* EXERCISE TASK:
Where a line below holds the string "Planning", copy that line.
-- Begin --
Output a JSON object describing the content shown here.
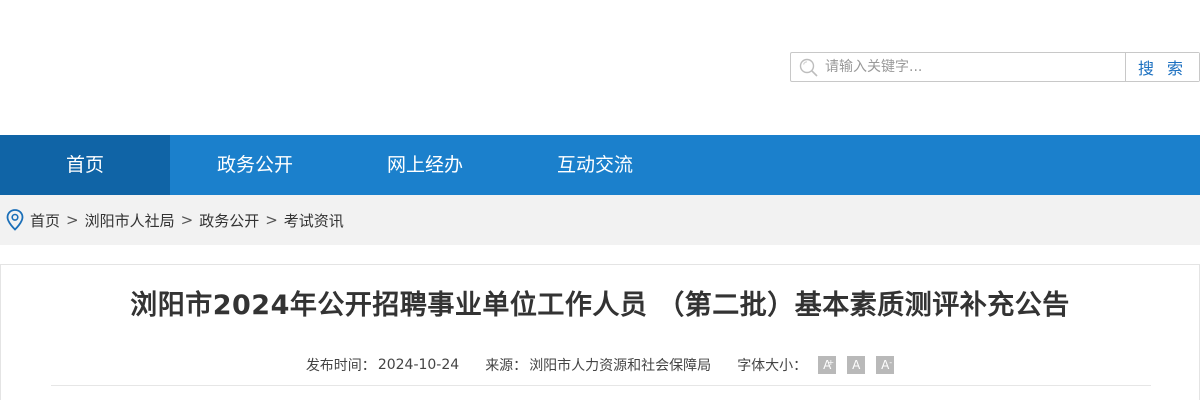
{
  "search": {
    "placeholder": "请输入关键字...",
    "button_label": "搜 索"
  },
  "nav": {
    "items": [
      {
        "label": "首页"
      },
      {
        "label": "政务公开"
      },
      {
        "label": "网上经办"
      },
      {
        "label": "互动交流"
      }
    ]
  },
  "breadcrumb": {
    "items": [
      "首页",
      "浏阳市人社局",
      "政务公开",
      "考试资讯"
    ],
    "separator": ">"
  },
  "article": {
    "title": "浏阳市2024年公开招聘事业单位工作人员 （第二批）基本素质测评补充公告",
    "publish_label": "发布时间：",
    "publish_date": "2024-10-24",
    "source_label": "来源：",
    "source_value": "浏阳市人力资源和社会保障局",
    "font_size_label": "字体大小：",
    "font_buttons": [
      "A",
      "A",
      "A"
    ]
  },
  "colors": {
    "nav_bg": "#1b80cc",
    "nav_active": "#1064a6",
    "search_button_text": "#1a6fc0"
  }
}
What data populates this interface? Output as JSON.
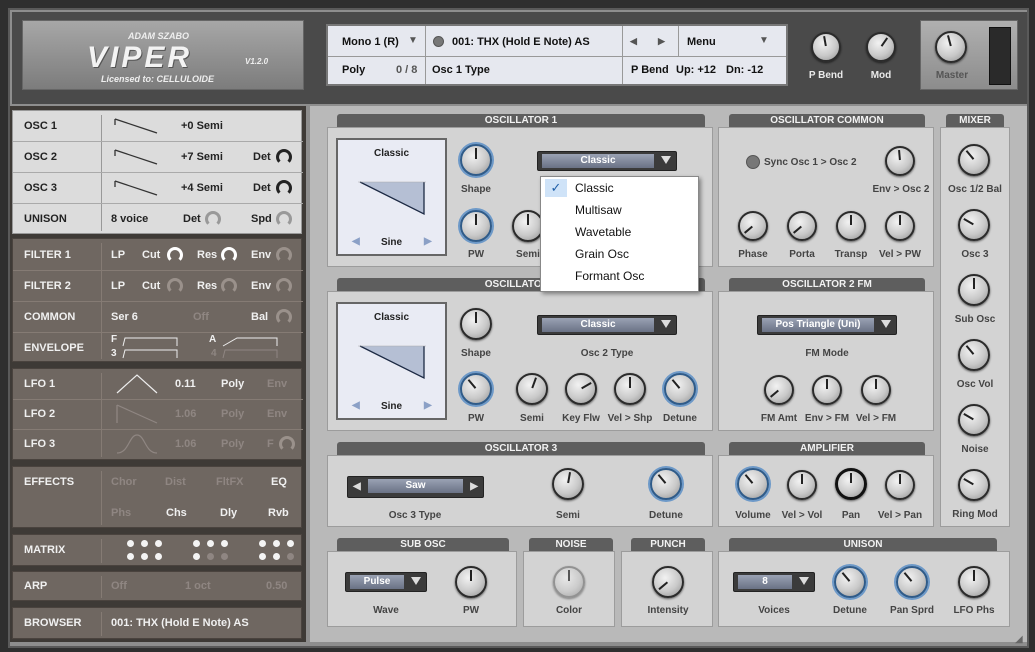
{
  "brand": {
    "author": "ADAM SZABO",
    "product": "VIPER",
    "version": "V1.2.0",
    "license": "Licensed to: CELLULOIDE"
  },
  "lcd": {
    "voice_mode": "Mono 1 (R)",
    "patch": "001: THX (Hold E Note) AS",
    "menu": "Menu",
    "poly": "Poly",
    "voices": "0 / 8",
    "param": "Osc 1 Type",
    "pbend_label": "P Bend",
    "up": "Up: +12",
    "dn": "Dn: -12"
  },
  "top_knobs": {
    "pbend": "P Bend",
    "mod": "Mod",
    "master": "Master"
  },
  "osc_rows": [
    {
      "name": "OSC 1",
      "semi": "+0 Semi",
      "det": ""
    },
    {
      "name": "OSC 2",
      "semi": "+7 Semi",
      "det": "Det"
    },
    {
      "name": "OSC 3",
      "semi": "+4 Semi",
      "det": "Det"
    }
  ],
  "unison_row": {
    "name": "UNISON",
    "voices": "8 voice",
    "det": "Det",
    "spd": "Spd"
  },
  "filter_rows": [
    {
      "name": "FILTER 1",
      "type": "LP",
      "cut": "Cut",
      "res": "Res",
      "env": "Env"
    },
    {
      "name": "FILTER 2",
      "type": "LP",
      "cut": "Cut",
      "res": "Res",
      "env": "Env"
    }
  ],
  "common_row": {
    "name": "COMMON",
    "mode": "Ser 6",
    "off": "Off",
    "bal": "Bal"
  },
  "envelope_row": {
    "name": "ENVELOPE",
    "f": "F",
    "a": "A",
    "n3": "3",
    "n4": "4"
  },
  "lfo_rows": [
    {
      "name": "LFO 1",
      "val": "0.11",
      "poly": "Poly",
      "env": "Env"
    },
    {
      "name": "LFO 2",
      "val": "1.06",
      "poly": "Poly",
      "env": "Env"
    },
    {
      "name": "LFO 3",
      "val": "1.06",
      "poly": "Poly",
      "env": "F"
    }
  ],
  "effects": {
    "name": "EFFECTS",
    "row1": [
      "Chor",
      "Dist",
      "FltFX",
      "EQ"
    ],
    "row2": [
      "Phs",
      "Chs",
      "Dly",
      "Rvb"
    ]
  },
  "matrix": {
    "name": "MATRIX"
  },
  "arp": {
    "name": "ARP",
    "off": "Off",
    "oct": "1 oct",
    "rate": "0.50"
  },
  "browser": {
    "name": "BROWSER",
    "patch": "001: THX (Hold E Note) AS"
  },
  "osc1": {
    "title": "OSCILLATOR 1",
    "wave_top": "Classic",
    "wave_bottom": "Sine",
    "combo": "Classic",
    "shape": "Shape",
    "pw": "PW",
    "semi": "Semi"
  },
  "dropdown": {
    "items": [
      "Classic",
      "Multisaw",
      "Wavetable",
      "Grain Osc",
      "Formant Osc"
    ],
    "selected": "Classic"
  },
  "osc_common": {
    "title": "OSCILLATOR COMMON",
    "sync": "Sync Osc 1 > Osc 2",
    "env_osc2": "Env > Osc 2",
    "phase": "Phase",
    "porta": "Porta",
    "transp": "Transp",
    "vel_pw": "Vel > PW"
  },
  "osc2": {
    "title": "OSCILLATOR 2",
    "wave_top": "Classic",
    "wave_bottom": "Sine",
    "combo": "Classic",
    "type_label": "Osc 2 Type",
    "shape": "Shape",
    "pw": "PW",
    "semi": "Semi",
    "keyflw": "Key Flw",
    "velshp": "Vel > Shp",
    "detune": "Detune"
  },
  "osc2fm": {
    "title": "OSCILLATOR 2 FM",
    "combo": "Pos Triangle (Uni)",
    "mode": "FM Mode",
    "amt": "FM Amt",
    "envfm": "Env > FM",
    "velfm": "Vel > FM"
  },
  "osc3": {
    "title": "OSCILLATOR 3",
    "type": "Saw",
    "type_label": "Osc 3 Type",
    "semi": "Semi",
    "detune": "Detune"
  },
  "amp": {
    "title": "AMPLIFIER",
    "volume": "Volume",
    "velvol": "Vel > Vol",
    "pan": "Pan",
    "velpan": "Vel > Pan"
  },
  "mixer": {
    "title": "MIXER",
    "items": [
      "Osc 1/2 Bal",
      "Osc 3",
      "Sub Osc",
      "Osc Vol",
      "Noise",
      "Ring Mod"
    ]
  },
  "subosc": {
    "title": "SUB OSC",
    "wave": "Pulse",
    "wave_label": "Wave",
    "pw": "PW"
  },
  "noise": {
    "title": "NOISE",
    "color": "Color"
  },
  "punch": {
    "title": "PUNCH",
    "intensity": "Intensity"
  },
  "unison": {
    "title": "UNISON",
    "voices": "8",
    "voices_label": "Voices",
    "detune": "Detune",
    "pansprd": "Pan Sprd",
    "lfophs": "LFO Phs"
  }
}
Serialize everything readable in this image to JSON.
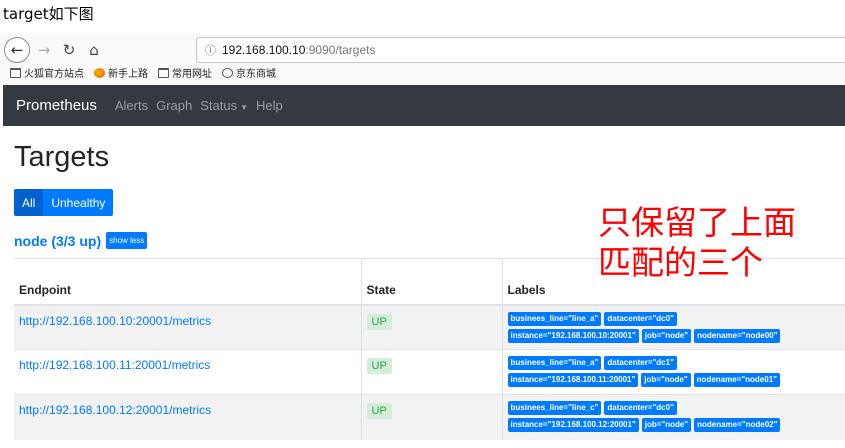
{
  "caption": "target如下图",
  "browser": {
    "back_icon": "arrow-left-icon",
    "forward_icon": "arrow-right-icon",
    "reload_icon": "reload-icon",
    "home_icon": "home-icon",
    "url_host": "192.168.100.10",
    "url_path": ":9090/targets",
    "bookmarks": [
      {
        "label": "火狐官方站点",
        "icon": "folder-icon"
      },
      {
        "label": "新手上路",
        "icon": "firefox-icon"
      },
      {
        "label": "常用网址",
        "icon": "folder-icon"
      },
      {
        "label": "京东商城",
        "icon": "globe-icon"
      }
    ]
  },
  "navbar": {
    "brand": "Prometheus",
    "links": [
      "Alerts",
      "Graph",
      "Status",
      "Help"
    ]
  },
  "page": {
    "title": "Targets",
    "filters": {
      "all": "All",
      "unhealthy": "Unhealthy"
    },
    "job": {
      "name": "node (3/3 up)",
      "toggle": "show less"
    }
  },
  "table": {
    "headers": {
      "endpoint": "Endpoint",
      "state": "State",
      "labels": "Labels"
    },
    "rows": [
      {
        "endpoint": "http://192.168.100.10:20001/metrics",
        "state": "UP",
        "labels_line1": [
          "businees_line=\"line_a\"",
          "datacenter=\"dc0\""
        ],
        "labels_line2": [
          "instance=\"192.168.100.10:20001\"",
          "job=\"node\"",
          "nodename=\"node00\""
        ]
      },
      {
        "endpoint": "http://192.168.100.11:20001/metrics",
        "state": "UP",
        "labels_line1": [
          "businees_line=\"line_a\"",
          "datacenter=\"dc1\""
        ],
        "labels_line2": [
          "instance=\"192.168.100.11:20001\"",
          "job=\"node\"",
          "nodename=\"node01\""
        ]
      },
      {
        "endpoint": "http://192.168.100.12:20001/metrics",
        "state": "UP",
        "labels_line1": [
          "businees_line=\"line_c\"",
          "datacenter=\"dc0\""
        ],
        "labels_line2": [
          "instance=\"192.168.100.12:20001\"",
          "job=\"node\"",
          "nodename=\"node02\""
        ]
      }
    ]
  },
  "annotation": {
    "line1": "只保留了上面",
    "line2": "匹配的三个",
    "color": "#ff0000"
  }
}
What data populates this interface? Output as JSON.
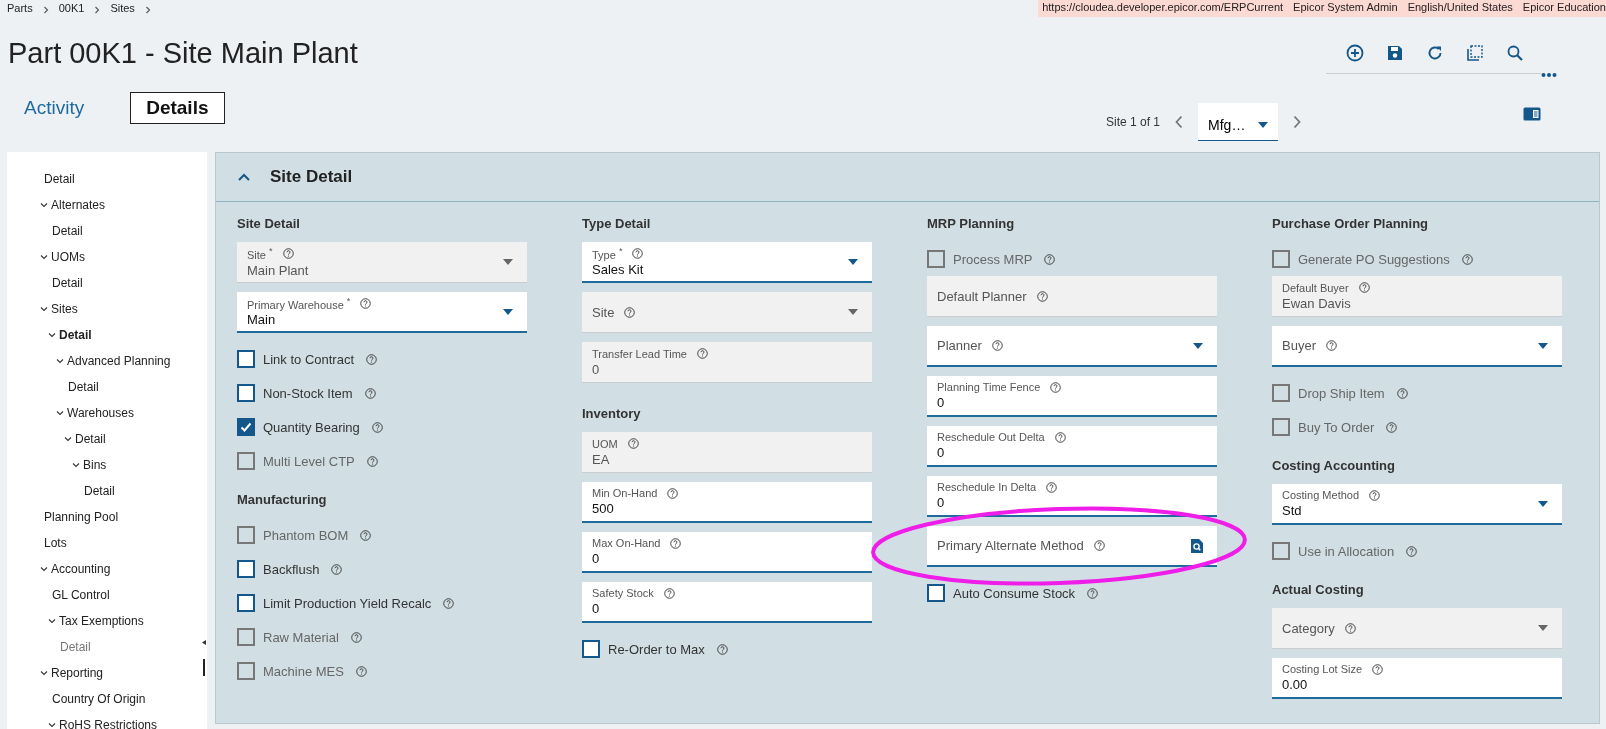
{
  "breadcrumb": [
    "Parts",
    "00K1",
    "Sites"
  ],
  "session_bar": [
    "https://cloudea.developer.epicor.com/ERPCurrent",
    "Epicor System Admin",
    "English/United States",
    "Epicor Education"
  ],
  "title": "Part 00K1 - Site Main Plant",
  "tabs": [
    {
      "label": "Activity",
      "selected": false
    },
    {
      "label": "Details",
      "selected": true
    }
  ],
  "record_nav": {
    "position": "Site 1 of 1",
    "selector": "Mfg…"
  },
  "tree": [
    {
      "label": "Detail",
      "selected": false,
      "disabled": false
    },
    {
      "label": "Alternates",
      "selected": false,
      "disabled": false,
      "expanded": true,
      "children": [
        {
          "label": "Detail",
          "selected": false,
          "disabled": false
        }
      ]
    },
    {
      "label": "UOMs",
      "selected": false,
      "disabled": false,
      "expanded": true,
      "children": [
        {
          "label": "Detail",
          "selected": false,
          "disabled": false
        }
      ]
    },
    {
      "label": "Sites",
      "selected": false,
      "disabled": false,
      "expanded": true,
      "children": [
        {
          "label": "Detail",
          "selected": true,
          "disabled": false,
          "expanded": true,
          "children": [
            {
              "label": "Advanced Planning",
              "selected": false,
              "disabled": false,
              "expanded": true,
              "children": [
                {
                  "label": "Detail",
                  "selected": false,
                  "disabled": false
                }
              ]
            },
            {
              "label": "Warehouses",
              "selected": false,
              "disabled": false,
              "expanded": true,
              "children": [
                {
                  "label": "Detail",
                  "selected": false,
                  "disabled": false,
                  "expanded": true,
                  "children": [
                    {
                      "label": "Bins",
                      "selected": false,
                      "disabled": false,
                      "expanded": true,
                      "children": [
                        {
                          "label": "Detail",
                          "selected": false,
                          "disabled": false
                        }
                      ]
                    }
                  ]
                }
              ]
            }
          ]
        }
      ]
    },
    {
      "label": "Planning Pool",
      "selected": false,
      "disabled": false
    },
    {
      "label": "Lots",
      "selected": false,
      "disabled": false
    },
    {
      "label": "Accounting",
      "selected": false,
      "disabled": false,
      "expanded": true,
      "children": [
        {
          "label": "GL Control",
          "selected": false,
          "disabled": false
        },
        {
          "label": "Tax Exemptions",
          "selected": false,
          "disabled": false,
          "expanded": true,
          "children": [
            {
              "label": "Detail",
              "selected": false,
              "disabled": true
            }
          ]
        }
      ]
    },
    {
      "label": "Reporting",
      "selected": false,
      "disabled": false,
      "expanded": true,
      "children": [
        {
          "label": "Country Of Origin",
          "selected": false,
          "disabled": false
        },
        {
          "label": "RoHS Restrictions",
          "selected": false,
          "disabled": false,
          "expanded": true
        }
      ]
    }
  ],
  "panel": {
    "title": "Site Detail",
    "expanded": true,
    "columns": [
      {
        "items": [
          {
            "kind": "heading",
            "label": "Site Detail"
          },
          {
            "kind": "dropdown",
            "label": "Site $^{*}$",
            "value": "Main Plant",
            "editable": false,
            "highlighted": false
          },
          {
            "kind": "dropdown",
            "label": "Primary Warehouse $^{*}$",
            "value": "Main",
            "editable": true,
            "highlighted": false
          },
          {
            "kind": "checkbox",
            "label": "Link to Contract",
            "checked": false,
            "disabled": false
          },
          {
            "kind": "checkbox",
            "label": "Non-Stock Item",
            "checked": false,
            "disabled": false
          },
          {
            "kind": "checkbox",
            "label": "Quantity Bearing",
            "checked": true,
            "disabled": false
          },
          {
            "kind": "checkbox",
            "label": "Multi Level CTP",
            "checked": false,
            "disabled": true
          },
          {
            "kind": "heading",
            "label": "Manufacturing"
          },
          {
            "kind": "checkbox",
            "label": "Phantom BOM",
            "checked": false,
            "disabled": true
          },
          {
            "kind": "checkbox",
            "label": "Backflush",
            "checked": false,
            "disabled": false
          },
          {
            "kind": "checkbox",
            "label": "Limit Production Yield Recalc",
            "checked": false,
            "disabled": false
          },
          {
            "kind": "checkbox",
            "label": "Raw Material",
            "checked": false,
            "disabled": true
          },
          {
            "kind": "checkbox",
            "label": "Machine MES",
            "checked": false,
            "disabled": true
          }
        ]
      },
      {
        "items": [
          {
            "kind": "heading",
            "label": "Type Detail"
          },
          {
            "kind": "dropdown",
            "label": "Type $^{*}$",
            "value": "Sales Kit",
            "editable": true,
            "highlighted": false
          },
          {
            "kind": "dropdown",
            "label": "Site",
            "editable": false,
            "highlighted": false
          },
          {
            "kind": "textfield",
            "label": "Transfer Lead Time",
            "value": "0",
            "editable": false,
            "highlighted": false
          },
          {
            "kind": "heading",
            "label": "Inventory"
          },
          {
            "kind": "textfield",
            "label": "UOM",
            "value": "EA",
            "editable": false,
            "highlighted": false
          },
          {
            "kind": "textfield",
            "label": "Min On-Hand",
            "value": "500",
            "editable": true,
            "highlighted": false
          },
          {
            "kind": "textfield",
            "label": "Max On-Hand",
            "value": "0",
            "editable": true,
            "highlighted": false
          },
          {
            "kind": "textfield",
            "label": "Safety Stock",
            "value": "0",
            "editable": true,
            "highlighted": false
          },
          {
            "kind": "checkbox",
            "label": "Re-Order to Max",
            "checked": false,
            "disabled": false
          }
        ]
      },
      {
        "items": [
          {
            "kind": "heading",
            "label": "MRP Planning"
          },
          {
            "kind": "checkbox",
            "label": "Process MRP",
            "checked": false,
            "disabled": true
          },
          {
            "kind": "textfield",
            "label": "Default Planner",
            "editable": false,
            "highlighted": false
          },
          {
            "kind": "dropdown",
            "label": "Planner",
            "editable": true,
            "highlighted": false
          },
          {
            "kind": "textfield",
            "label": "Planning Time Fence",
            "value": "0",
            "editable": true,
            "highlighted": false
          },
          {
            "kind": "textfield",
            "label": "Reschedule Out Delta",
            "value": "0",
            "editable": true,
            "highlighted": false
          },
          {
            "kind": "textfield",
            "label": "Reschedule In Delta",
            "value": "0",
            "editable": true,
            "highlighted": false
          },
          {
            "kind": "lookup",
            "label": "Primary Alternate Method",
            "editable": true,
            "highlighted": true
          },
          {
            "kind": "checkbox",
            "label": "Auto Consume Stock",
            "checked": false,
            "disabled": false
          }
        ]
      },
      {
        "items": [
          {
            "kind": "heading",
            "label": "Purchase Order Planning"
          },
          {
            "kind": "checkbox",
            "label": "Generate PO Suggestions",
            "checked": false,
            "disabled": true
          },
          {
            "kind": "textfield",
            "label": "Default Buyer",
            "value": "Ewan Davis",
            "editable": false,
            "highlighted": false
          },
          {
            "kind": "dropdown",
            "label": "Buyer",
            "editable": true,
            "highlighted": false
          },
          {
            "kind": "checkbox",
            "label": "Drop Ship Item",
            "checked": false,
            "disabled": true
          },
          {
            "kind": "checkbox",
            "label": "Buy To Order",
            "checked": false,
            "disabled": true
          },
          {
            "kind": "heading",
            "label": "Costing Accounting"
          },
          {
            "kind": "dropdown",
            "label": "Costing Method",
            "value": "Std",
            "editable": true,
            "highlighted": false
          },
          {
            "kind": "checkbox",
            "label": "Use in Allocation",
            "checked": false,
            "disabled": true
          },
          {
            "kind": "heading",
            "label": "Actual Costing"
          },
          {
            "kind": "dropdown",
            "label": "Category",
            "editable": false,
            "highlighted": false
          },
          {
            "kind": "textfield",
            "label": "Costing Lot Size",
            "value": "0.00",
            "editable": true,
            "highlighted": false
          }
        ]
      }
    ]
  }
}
-- End --
* FULL SOLUTION:
              "label": "Advanced Planning",
      "label": "Planning Pool",
            "label": "MRP Planning"
            "label": "Planning Time Fence",
            "label": "Purchase Order Planning"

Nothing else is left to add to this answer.